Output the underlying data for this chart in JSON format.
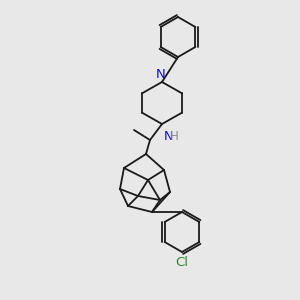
{
  "bg": "#e8e8e8",
  "bc": "#1a1a1a",
  "Nc": "#1010cc",
  "Clc": "#2e8b2e",
  "lw": 1.3,
  "fs": 8.5,
  "xlim": [
    0,
    300
  ],
  "ylim": [
    0,
    300
  ]
}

==============================

Leaving the pictures aside, transcribe the entire listing exactly.

Output the underlying data for this chart in JSON format.
{
  "bg": "#e8e8e8",
  "bc": "#1a1a1a",
  "Nc": "#1010cc",
  "Clc": "#2e8b2e",
  "lw": 1.3,
  "fs": 8.5,
  "xlim": [
    0,
    300
  ],
  "ylim": [
    0,
    300
  ]
}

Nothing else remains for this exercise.